Your objective | Look through the lines below and extract each one that contains "платежей".

Task material |
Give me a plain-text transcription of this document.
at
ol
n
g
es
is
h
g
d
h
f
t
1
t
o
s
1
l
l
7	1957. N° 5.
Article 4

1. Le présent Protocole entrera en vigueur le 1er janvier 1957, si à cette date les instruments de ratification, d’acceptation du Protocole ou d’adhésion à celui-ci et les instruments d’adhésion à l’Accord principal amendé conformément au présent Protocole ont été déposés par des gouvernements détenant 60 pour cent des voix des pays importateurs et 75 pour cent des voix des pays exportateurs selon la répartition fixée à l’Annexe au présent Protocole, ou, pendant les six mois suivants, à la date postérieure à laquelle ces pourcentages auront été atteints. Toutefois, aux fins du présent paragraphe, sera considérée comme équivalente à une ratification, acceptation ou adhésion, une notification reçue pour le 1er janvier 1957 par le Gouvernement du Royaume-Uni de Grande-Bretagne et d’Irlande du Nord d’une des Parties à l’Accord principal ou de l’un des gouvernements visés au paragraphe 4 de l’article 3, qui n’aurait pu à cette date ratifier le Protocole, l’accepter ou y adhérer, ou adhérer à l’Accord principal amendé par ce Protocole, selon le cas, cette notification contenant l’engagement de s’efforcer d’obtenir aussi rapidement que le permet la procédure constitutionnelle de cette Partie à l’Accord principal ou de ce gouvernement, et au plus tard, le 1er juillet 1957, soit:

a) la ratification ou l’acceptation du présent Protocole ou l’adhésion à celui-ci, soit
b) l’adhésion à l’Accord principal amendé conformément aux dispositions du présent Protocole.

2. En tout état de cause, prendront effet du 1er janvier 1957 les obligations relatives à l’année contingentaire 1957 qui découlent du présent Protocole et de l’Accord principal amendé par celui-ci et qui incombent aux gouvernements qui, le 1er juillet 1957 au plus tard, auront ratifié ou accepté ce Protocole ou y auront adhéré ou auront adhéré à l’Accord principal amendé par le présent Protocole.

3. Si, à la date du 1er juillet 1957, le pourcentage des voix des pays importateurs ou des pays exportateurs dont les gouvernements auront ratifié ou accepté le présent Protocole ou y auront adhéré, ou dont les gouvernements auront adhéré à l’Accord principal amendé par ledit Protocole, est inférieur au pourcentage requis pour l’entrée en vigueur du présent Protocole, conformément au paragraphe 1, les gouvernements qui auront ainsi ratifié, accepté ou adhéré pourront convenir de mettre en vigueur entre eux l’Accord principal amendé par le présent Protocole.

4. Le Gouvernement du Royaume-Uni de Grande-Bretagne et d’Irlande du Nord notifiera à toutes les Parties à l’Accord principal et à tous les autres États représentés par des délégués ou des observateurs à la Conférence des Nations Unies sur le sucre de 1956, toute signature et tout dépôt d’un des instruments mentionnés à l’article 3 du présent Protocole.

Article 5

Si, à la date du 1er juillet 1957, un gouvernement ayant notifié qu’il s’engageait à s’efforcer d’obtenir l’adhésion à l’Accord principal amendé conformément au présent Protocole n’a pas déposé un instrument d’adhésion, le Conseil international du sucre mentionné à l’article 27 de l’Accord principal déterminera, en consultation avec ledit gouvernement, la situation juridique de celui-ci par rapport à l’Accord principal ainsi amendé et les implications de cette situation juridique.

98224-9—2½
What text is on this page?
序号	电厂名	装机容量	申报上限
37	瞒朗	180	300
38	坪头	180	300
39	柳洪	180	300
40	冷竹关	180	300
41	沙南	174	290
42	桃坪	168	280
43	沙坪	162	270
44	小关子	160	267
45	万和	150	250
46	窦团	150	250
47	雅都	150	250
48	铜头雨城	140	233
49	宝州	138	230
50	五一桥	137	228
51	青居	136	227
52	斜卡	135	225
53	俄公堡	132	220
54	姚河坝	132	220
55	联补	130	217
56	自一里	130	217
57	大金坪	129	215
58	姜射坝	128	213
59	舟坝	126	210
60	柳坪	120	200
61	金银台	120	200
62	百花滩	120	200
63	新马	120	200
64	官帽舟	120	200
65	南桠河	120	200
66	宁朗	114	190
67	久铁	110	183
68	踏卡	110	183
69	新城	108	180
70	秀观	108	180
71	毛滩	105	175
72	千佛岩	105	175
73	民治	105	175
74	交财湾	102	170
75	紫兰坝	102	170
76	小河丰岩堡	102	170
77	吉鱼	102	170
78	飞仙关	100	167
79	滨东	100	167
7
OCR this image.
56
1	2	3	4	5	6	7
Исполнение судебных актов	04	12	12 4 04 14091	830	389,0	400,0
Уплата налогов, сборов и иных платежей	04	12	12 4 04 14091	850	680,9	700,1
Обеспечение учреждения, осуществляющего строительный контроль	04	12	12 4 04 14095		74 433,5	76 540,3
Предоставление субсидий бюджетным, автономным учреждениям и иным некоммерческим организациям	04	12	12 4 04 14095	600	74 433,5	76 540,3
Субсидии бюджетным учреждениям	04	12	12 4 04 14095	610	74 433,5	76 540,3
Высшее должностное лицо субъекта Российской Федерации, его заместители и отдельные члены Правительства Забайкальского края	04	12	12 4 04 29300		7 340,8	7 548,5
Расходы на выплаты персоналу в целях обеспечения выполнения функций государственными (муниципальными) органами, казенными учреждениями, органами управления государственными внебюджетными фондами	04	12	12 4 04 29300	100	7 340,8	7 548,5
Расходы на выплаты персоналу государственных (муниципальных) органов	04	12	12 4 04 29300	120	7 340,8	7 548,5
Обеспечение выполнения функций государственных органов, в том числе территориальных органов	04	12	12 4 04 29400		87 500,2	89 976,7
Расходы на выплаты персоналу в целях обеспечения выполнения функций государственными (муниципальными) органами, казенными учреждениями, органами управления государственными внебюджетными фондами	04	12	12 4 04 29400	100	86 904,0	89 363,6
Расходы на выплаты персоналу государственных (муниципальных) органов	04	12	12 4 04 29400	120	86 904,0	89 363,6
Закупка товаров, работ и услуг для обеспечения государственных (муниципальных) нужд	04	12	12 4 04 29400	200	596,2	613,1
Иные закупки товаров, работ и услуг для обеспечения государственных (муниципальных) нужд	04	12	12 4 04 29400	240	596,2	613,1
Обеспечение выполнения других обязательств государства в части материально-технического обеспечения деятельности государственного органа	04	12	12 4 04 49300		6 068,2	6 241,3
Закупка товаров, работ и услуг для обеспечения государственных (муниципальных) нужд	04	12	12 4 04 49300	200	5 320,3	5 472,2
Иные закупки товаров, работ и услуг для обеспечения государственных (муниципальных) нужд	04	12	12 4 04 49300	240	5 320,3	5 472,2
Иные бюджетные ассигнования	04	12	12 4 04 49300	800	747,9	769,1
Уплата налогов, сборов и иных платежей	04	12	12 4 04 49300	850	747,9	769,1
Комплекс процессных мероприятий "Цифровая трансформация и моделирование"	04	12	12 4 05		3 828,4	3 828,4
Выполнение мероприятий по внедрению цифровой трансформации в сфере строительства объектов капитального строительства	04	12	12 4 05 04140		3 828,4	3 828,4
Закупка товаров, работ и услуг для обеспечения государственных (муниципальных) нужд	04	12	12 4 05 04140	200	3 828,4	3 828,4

Written solution |
Уплата налогов, сборов и иных платежей	04	12	12 4 04 14091	850	680,9	700,1
Уплата налогов, сборов и иных платежей	04	12	12 4 04 49300	850	747,9	769,1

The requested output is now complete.